(Records from a data collection)
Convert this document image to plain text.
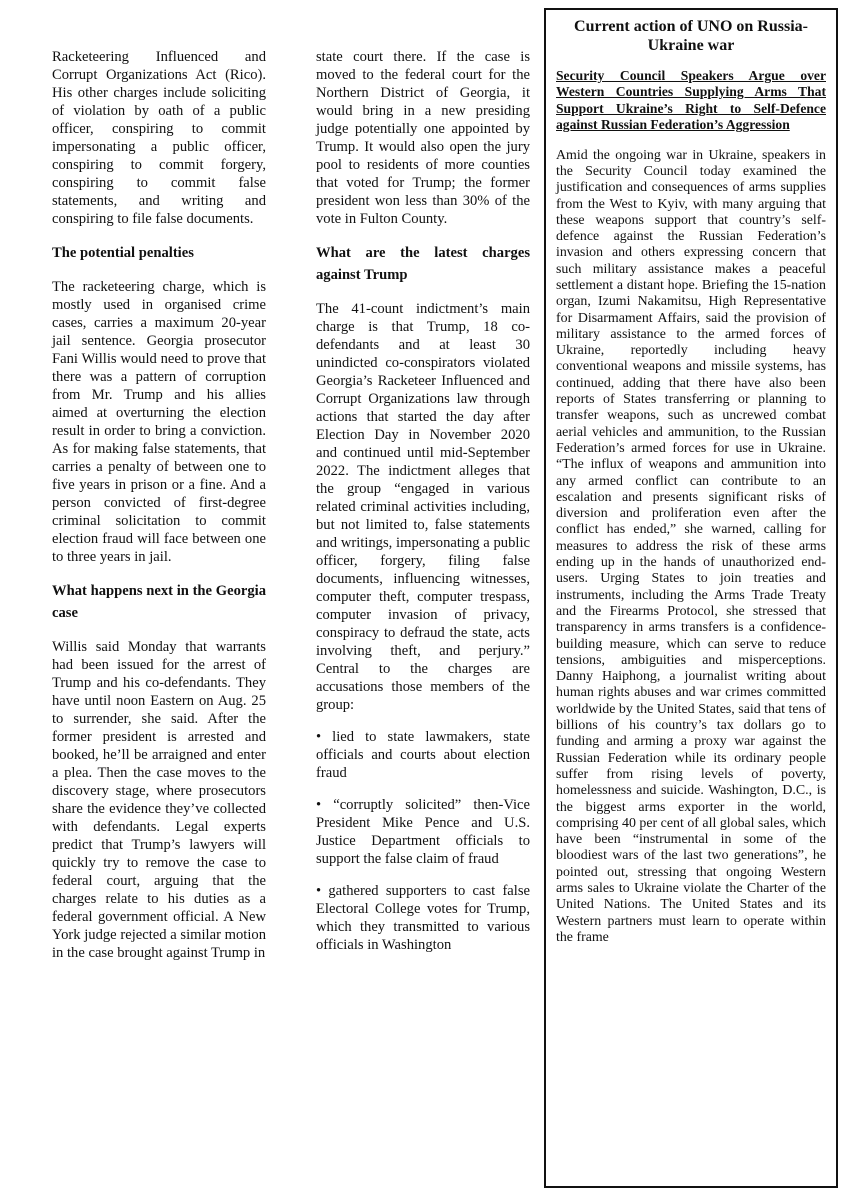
Racketeering Influenced and Corrupt Organizations Act (Rico). His other charges include soliciting of violation by oath of a public officer, conspiring to commit impersonating a public officer, conspiring to commit forgery, conspiring to commit false statements, and writing and conspiring to file false documents.

The potential penalties

The racketeering charge, which is mostly used in organised crime cases, carries a maximum 20-year jail sentence. Georgia prosecutor Fani Willis would need to prove that there was a pattern of corruption from Mr. Trump and his allies aimed at overturning the election result in order to bring a conviction. As for making false statements, that carries a penalty of between one to five years in prison or a fine. And a person convicted of first-degree criminal solicitation to commit election fraud will face between one to three years in jail.

What happens next in the Georgia case

Willis said Monday that warrants had been issued for the arrest of Trump and his co-defendants. They have until noon Eastern on Aug. 25 to surrender, she said. After the former president is arrested and booked, he’ll be arraigned and enter a plea. Then the case moves to the discovery stage, where prosecutors share the evidence they’ve collected with defendants. Legal experts predict that Trump’s lawyers will quickly try to remove the case to federal court, arguing that the charges relate to his duties as a federal government official. A New York judge rejected a similar motion in the case brought against Trump in

state court there. If the case is moved to the federal court for the Northern District of Georgia, it would bring in a new presiding judge potentially one appointed by Trump. It would also open the jury pool to residents of more counties that voted for Trump; the former president won less than 30% of the vote in Fulton County.

What are the latest charges against Trump

The 41-count indictment’s main charge is that Trump, 18 co-defendants and at least 30 unindicted co-conspirators violated Georgia’s Racketeer Influenced and Corrupt Organizations law through actions that started the day after Election Day in November 2020 and continued until mid-September 2022. The indictment alleges that the group “engaged in various related criminal activities including, but not limited to, false statements and writings, impersonating a public officer, forgery, filing false documents, influencing witnesses, computer theft, computer trespass, computer invasion of privacy, conspiracy to defraud the state, acts involving theft, and perjury.” Central to the charges are accusations those members of the group:

• lied to state lawmakers, state officials and courts about election fraud

• “corruptly solicited” then-Vice President Mike Pence and U.S. Justice Department officials to support the false claim of fraud

• gathered supporters to cast false Electoral College votes for Trump, which they transmitted to various officials in Washington

Current action of UNO on Russia-Ukraine war

Security Council Speakers Argue over Western Countries Supplying Arms That Support Ukraine’s Right to Self-Defence against Russian Federation’s Aggression

Amid the ongoing war in Ukraine, speakers in the Security Council today examined the justification and consequences of arms supplies from the West to Kyiv, with many arguing that these weapons support that country’s self-defence against the Russian Federation’s invasion and others expressing concern that such military assistance makes a peaceful settlement a distant hope. Briefing the 15-nation organ, Izumi Nakamitsu, High Representative for Disarmament Affairs, said the provision of military assistance to the armed forces of Ukraine, reportedly including heavy conventional weapons and missile systems, has continued, adding that there have also been reports of States transferring or planning to transfer weapons, such as uncrewed combat aerial vehicles and ammunition, to the Russian Federation’s armed forces for use in Ukraine. “The influx of weapons and ammunition into any armed conflict can contribute to an escalation and presents significant risks of diversion and proliferation even after the conflict has ended,” she warned, calling for measures to address the risk of these arms ending up in the hands of unauthorized end-users. Urging States to join treaties and instruments, including the Arms Trade Treaty and the Firearms Protocol, she stressed that transparency in arms transfers is a confidence-building measure, which can serve to reduce tensions, ambiguities and misperceptions. Danny Haiphong, a journalist writing about human rights abuses and war crimes committed worldwide by the United States, said that tens of billions of his country’s tax dollars go to funding and arming a proxy war against the Russian Federation while its ordinary people suffer from rising levels of poverty, homelessness and suicide. Washington, D.C., is the biggest arms exporter in the world, comprising 40 per cent of all global sales, which have been “instrumental in some of the bloodiest wars of the last two generations”, he pointed out, stressing that ongoing Western arms sales to Ukraine violate the Charter of the United Nations. The United States and its Western partners must learn to operate within the frame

## Given task
Search the listing for the word "former". Copy every line in which it occurs.

## Correct answer
Willis said Monday that warrants had been issued for the arrest of Trump and his co-defendants. They have until noon Eastern on Aug. 25 to surrender, she said. After the former president is arrested and booked, he’ll be arraigned and enter a plea. Then the case moves to the discovery stage, where prosecutors share the evidence they’ve collected with defendants. Legal experts predict that Trump’s lawyers will quickly try to remove the case to federal court, arguing that the charges relate to his duties as a federal government official. A New York judge rejected a similar motion in the case brought against Trump in
state court there. If the case is moved to the federal court for the Northern District of Georgia, it would bring in a new presiding judge potentially one appointed by Trump. It would also open the jury pool to residents of more counties that voted for Trump; the former president won less than 30% of the vote in Fulton County.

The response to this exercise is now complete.